◆ DATA SUPPLIED ◆
[Begin]

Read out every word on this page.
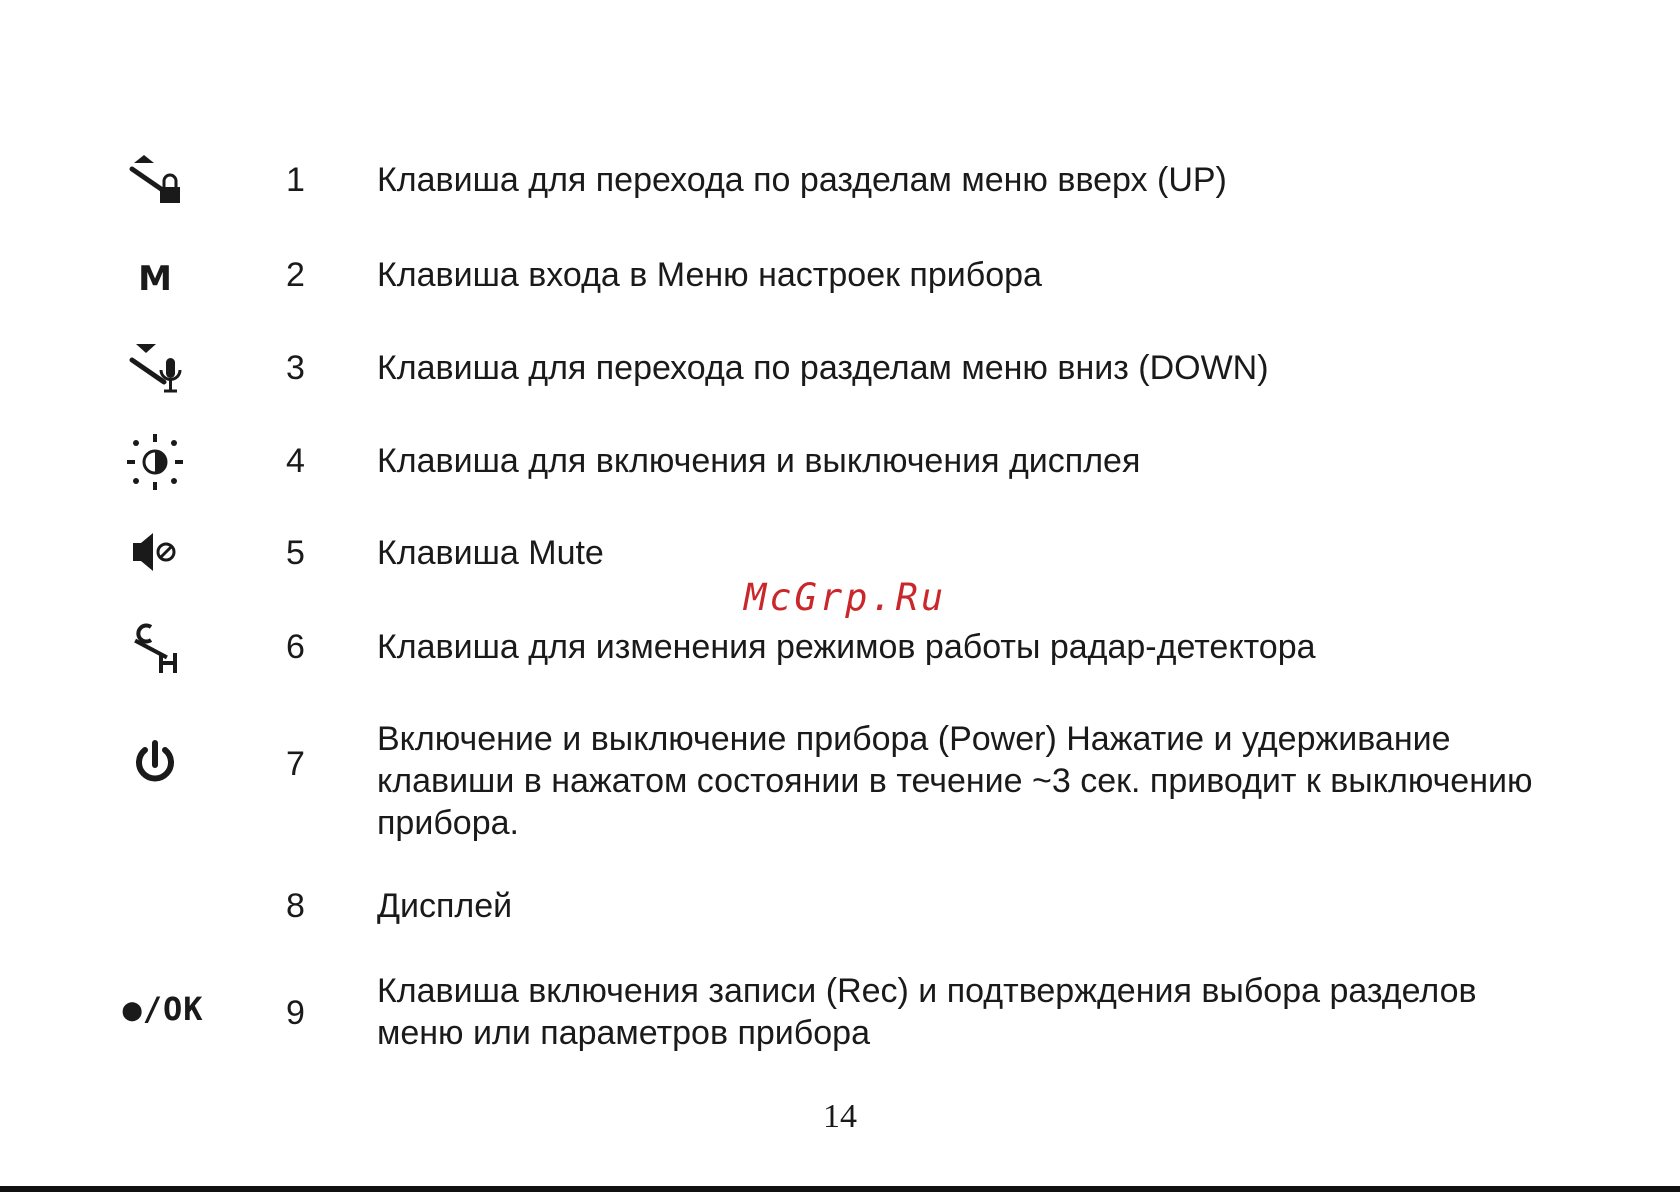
1 Клавиша для перехода по разделам меню вверх (UP)
M	2 Клавиша входа в Меню настроек прибора
3 Клавиша для перехода по разделам меню вниз (DOWN)
4 Клавиша для включения и выключения дисплея
5 Клавиша Mute
McGrp.Ru
6 Клавиша для изменения режимов работы радар-детектора
7
Включение и выключение прибора (Power) Нажатие и удерживание
клавиши в нажатом состоянии в течение ~3 сек. приводит к выключению
прибора.
8 Дисплей
●/OK 9
Клавиша включения записи (Rec) и подтверждения выбора разделов
меню или параметров прибора
14
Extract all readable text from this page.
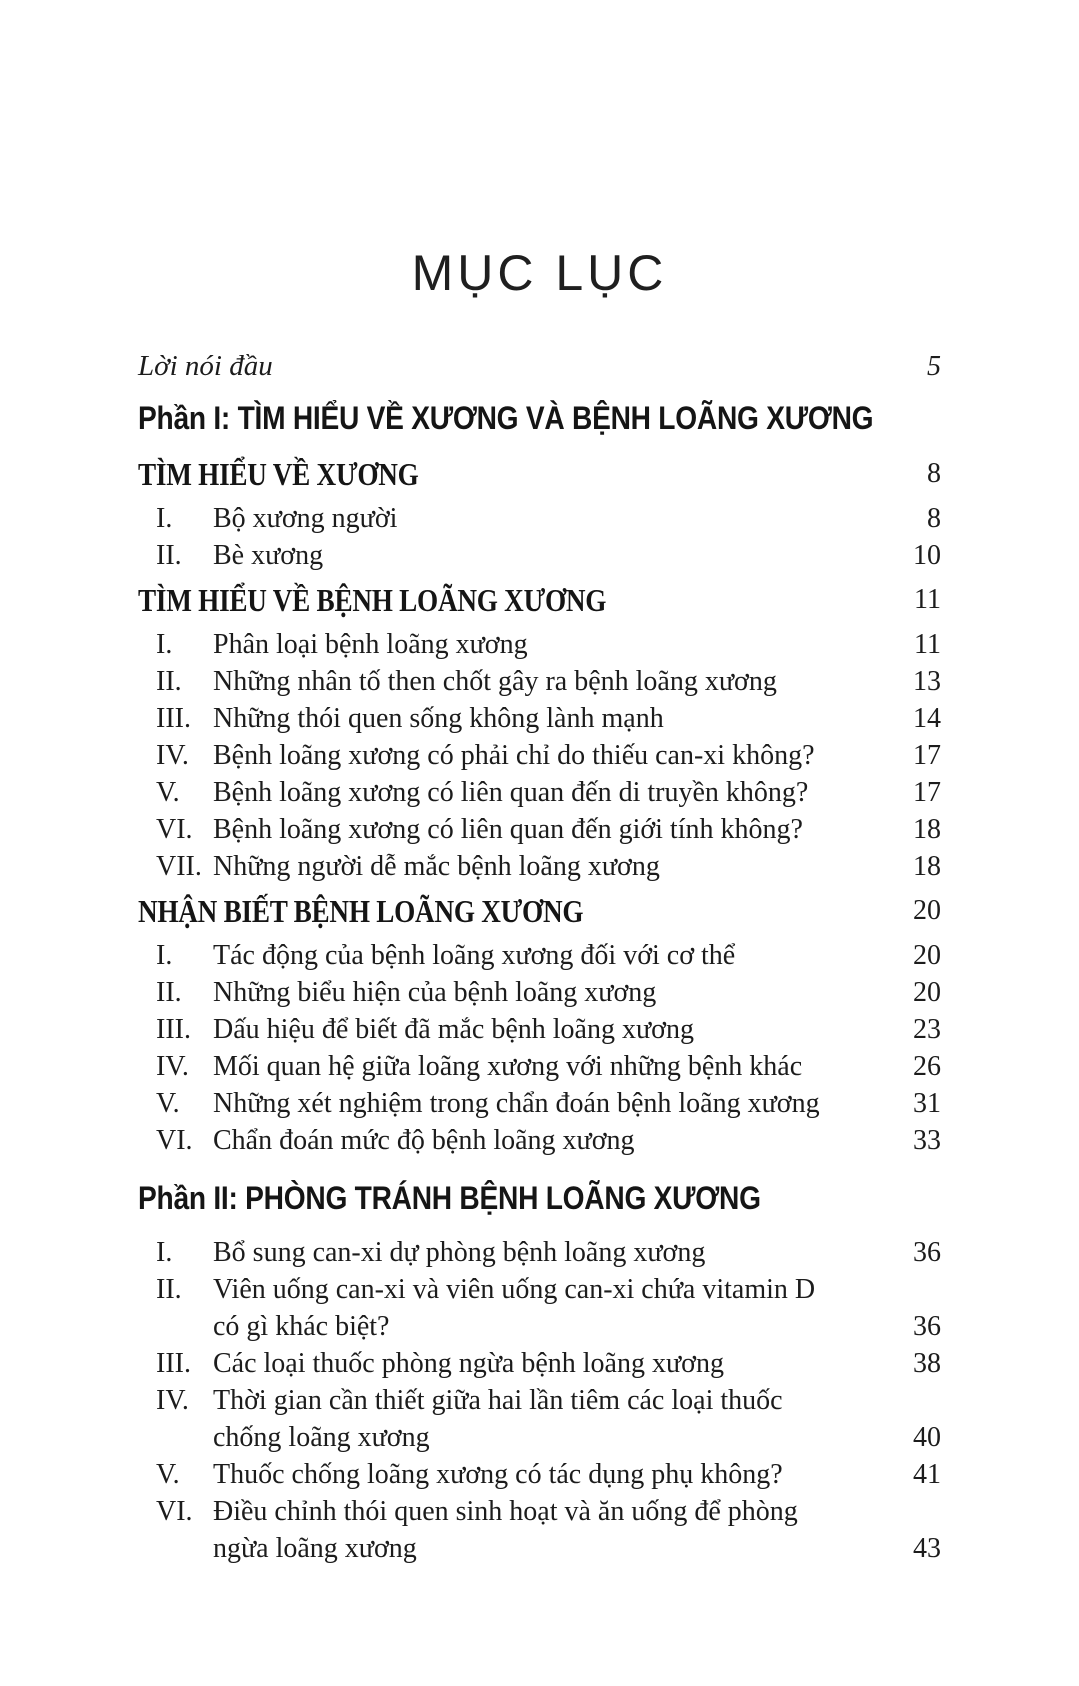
MỤC LỤC
Lời nói đầu	5
Phần I: TÌM HIỂU VỀ XƯƠNG VÀ BỆNH LOÃNG XƯƠNG
TÌM HIỂU VỀ XƯƠNG	8
I.	Bộ xương người	8
II.	Bè xương	10
TÌM HIỂU VỀ BỆNH LOÃNG XƯƠNG	11
I.	Phân loại bệnh loãng xương	11
II.	Những nhân tố then chốt gây ra bệnh loãng xương	13
III. Những thói quen sống không lành mạnh	14
IV. Bệnh loãng xương có phải chỉ do thiếu can-xi không?	17
V.	Bệnh loãng xương có liên quan đến di truyền không?	17
VI. Bệnh loãng xương có liên quan đến giới tính không?	18
VII. Những người dễ mắc bệnh loãng xương	18
NHẬN BIẾT BỆNH LOÃNG XƯƠNG	20
I.	Tác động của bệnh loãng xương đối với cơ thể	20
II.	Những biểu hiện của bệnh loãng xương	20
III. Dấu hiệu để biết đã mắc bệnh loãng xương	23
IV. Mối quan hệ giữa loãng xương với những bệnh khác	26
V.	Những xét nghiệm trong chẩn đoán bệnh loãng xương	31
VI. Chẩn đoán mức độ bệnh loãng xương	33
Phần II: PHÒNG TRÁNH BỆNH LOÃNG XƯƠNG
I.	Bổ sung can-xi dự phòng bệnh loãng xương	36
II.	Viên uống can-xi và viên uống can-xi chứa vitamin D
có gì khác biệt?	36
III. Các loại thuốc phòng ngừa bệnh loãng xương	38
IV. Thời gian cần thiết giữa hai lần tiêm các loại thuốc
chống loãng xương	40
V.	Thuốc chống loãng xương có tác dụng phụ không?	41
VI. Điều chỉnh thói quen sinh hoạt và ăn uống để phòng
ngừa loãng xương	43
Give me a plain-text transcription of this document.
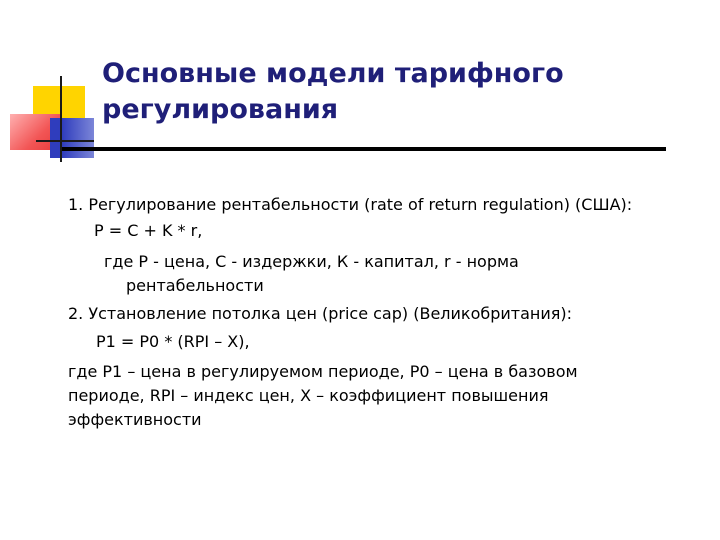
Основные модели тарифного
регулирования
1. Регулирование рентабельности (rate of return regulation) (США):
P = C + K * r,
где P - цена, C - издержки, К - капитал, r - норма
рентабельности
2. Установление потолка цен (price cap) (Великобритания):
P1 = P0 * (RPI – X),
где P1 – цена в регулируемом периоде, P0 – цена в базовом
периоде, RPI – индекс цен, X – коэффициент повышения
эффективности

[End]

◆ EXERCISE ◆
Pick each line holding the word "liên" out of the listing.

◆ TASK RESPONSE ◆
V.	Bệnh loãng xương có liên quan đến di truyền không?	17
VI. Bệnh loãng xương có liên quan đến giới tính không?	18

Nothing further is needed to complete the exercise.